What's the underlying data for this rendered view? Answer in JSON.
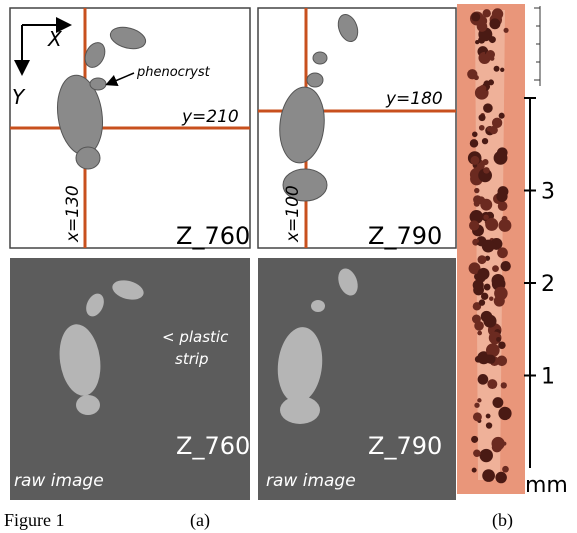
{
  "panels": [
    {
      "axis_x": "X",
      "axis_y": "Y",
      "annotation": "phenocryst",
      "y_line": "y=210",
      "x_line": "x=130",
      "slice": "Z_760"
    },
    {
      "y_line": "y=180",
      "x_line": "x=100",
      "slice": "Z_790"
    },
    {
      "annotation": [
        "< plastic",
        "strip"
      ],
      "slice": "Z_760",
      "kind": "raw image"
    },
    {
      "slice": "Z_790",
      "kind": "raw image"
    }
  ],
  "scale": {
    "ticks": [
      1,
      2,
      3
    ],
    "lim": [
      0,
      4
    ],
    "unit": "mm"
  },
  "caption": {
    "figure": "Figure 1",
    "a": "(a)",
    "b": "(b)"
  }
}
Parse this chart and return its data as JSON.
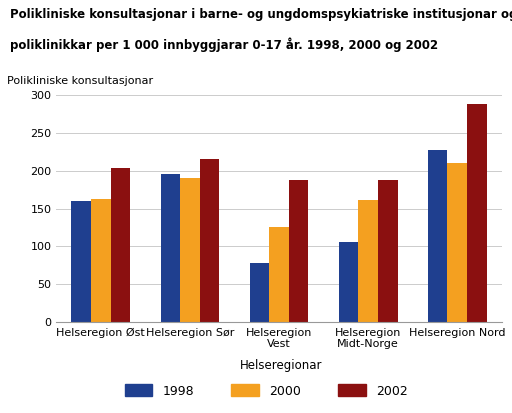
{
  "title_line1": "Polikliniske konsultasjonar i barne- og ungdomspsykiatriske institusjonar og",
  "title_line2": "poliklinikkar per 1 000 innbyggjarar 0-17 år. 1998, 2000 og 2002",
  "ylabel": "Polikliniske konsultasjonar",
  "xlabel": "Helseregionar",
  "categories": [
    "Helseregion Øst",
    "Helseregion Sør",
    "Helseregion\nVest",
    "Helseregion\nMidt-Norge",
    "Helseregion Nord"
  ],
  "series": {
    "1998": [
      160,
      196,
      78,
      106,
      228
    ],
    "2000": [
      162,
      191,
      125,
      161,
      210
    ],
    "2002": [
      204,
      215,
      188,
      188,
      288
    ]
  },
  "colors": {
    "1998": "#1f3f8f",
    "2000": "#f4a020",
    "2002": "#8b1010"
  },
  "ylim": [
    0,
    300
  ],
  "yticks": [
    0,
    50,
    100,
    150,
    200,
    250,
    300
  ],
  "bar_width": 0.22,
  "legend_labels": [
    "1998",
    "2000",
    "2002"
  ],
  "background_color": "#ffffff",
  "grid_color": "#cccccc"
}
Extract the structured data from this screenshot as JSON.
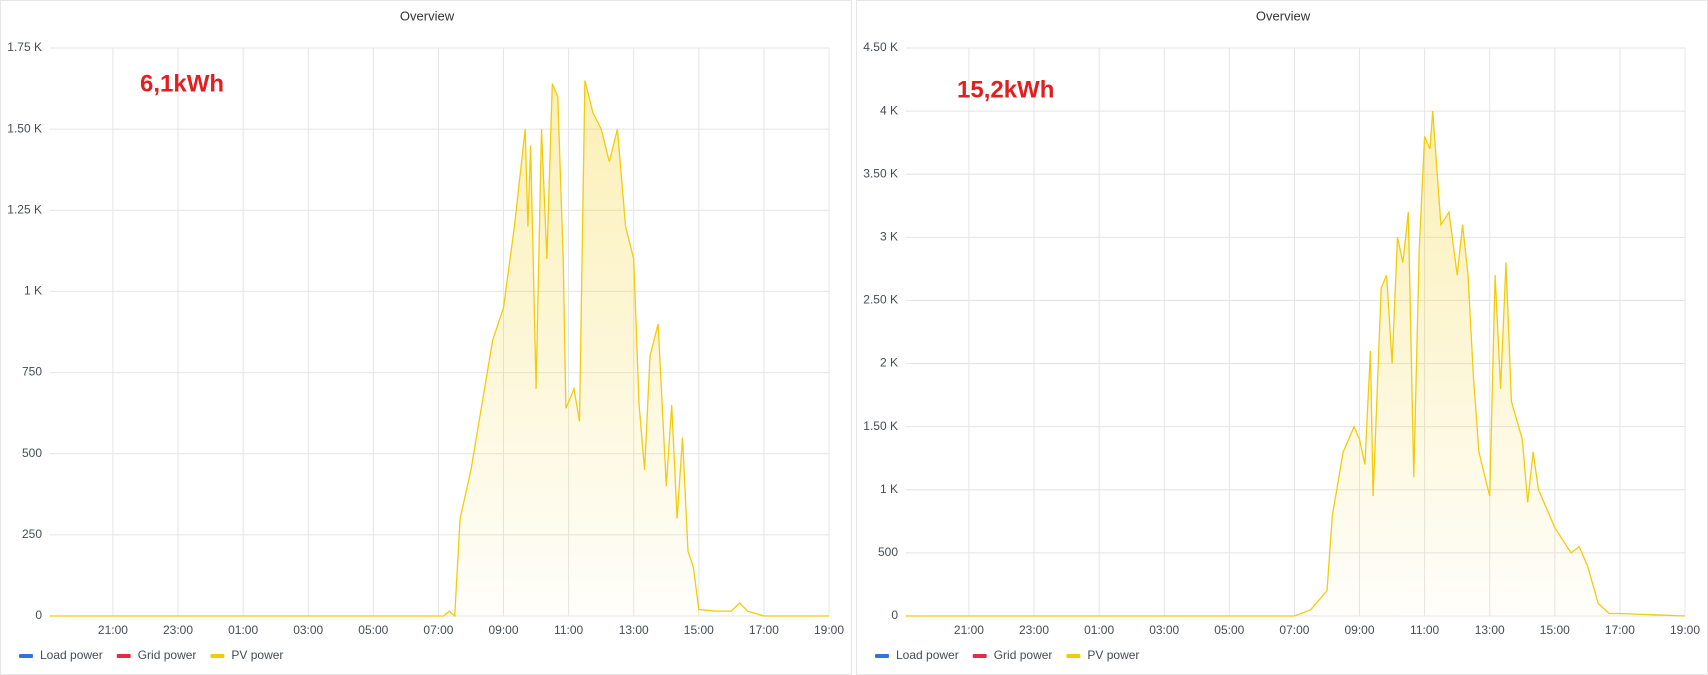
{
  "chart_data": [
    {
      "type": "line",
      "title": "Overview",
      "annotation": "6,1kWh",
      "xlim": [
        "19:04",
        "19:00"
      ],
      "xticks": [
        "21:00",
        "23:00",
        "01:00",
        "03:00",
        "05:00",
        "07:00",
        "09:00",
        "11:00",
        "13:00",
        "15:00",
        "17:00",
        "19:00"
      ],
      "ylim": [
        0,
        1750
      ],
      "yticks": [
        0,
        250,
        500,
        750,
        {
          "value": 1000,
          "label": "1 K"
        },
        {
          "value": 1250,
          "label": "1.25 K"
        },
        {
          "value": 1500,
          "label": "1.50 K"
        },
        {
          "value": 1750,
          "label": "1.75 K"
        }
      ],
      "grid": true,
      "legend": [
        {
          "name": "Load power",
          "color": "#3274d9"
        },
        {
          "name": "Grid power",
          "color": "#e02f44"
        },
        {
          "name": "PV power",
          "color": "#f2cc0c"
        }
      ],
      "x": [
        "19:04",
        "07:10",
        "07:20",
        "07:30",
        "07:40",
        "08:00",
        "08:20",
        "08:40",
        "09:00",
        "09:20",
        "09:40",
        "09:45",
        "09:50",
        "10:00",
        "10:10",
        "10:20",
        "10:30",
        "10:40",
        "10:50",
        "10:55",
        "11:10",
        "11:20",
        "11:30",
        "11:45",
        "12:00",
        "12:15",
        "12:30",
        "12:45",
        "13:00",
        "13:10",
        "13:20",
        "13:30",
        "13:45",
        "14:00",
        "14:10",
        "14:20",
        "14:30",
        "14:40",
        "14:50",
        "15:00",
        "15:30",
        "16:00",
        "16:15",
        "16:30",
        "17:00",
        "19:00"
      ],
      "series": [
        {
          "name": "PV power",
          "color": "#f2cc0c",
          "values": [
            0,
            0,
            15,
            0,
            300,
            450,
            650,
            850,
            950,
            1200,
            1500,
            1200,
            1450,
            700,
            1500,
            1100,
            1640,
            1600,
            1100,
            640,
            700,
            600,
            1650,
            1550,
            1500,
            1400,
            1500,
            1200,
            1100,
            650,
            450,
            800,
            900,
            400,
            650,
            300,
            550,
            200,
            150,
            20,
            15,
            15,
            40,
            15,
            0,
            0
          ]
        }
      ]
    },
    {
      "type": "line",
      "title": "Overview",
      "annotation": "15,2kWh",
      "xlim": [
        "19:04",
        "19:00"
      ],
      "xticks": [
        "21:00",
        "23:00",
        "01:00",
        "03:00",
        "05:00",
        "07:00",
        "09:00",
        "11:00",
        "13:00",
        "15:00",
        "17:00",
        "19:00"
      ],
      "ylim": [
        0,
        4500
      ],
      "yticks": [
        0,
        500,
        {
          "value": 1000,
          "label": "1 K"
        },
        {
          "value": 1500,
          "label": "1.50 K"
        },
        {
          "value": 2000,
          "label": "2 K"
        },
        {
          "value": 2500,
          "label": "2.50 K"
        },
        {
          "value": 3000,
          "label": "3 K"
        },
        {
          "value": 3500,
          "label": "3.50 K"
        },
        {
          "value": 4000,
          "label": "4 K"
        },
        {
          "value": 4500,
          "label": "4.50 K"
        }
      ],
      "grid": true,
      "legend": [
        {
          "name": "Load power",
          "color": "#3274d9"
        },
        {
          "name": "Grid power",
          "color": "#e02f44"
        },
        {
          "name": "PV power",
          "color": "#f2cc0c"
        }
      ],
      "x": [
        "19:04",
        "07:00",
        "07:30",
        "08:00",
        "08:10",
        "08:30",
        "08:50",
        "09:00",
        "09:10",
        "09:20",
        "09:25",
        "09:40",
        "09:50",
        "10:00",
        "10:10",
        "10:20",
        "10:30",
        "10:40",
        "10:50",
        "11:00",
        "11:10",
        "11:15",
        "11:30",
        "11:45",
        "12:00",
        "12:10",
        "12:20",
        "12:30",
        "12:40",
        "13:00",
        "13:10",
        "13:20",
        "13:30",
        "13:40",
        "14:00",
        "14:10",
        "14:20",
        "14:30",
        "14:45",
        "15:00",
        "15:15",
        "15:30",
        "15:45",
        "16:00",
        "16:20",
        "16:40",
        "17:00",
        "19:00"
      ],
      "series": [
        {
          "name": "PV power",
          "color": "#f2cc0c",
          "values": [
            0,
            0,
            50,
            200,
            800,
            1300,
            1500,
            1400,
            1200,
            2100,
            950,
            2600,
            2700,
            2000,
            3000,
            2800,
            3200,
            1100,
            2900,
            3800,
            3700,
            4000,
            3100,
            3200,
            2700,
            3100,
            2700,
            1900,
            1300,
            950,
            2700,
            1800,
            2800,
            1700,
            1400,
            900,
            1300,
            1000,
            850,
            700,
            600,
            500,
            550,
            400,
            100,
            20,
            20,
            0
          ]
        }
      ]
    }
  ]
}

* * * * *

*Exercise objective*
Return only the number of lines in the data that contain "this".

*Full output*
3